_Given task:_
Print all of the data exactly.

** Start Data for the task **

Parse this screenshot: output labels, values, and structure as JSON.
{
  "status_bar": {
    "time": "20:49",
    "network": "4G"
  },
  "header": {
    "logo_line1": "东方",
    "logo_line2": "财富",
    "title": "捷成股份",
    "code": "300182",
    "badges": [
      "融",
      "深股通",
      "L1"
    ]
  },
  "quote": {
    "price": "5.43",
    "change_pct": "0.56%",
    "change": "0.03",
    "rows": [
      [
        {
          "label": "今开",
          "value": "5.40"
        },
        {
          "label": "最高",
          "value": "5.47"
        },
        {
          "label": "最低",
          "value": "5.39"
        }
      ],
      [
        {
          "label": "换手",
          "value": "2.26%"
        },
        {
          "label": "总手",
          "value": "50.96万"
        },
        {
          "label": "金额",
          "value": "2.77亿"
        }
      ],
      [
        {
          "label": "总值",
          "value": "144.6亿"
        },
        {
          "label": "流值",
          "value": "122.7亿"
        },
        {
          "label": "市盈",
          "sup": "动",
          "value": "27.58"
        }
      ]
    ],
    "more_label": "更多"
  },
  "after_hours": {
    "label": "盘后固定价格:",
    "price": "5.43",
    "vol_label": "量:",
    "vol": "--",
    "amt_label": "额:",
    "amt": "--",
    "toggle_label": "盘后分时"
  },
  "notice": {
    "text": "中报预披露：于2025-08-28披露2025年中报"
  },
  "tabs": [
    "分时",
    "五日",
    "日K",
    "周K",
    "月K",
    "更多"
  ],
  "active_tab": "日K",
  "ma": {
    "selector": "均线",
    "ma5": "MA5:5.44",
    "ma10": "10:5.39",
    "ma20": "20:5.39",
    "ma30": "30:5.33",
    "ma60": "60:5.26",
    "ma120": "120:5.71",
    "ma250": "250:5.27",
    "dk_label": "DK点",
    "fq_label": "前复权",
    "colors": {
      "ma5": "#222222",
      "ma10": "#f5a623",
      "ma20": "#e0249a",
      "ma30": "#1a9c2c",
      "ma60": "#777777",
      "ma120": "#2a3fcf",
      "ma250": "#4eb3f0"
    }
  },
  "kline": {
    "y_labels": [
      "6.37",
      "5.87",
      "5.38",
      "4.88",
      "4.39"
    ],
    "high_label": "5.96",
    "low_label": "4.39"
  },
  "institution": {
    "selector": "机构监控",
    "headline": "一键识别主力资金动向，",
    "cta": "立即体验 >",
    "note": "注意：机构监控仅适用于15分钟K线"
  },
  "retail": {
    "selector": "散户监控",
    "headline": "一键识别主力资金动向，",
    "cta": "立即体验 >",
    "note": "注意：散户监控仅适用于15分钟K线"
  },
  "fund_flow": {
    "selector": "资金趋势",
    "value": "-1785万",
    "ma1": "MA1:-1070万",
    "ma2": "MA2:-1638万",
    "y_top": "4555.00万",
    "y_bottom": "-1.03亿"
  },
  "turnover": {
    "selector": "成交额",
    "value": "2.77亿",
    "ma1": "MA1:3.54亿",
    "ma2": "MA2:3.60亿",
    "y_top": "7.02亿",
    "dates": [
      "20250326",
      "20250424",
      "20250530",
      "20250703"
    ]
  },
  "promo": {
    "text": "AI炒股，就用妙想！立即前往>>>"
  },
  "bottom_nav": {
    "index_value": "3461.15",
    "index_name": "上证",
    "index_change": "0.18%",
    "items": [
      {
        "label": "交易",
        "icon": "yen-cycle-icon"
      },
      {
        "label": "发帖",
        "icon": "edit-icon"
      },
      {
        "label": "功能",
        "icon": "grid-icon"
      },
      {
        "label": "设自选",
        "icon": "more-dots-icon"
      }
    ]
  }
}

** End Data for the task **

_Complete output:_
Parse this screenshot: output labels, values, and structure as JSON.
{
  "status_bar": {
    "time": "20:49",
    "network": "4G"
  },
  "header": {
    "logo_line1": "东方",
    "logo_line2": "财富",
    "title": "捷成股份",
    "code": "300182",
    "badges": [
      "融",
      "深股通",
      "L1"
    ]
  },
  "quote": {
    "price": "5.43",
    "change_pct": "0.56%",
    "change": "0.03",
    "rows": [
      [
        {
          "label": "今开",
          "value": "5.40"
        },
        {
          "label": "最高",
          "value": "5.47"
        },
        {
          "label": "最低",
          "value": "5.39"
        }
      ],
      [
        {
          "label": "换手",
          "value": "2.26%"
        },
        {
          "label": "总手",
          "value": "50.96万"
        },
        {
          "label": "金额",
          "value": "2.77亿"
        }
      ],
      [
        {
          "label": "总值",
          "value": "144.6亿"
        },
        {
          "label": "流值",
          "value": "122.7亿"
        },
        {
          "label": "市盈",
          "sup": "动",
          "value": "27.58"
        }
      ]
    ],
    "more_label": "更多"
  },
  "after_hours": {
    "label": "盘后固定价格:",
    "price": "5.43",
    "vol_label": "量:",
    "vol": "--",
    "amt_label": "额:",
    "amt": "--",
    "toggle_label": "盘后分时"
  },
  "notice": {
    "text": "中报预披露：于2025-08-28披露2025年中报"
  },
  "tabs": [
    "分时",
    "五日",
    "日K",
    "周K",
    "月K",
    "更多"
  ],
  "active_tab": "日K",
  "ma": {
    "selector": "均线",
    "ma5": "MA5:5.44",
    "ma10": "10:5.39",
    "ma20": "20:5.39",
    "ma30": "30:5.33",
    "ma60": "60:5.26",
    "ma120": "120:5.71",
    "ma250": "250:5.27",
    "dk_label": "DK点",
    "fq_label": "前复权",
    "colors": {
      "ma5": "#222222",
      "ma10": "#f5a623",
      "ma20": "#e0249a",
      "ma30": "#1a9c2c",
      "ma60": "#777777",
      "ma120": "#2a3fcf",
      "ma250": "#4eb3f0"
    }
  },
  "kline": {
    "y_labels": [
      "6.37",
      "5.87",
      "5.38",
      "4.88",
      "4.39"
    ],
    "high_label": "5.96",
    "low_label": "4.39"
  },
  "institution": {
    "selector": "机构监控",
    "headline": "一键识别主力资金动向，",
    "cta": "立即体验 >",
    "note": "注意：机构监控仅适用于15分钟K线"
  },
  "retail": {
    "selector": "散户监控",
    "headline": "一键识别主力资金动向，",
    "cta": "立即体验 >",
    "note": "注意：散户监控仅适用于15分钟K线"
  },
  "fund_flow": {
    "selector": "资金趋势",
    "value": "-1785万",
    "ma1": "MA1:-1070万",
    "ma2": "MA2:-1638万",
    "y_top": "4555.00万",
    "y_bottom": "-1.03亿"
  },
  "turnover": {
    "selector": "成交额",
    "value": "2.77亿",
    "ma1": "MA1:3.54亿",
    "ma2": "MA2:3.60亿",
    "y_top": "7.02亿",
    "dates": [
      "20250326",
      "20250424",
      "20250530",
      "20250703"
    ]
  },
  "promo": {
    "text": "AI炒股，就用妙想！立即前往>>>"
  },
  "bottom_nav": {
    "index_value": "3461.15",
    "index_name": "上证",
    "index_change": "0.18%",
    "items": [
      {
        "label": "交易",
        "icon": "yen-cycle-icon"
      },
      {
        "label": "发帖",
        "icon": "edit-icon"
      },
      {
        "label": "功能",
        "icon": "grid-icon"
      },
      {
        "label": "设自选",
        "icon": "more-dots-icon"
      }
    ]
  }
}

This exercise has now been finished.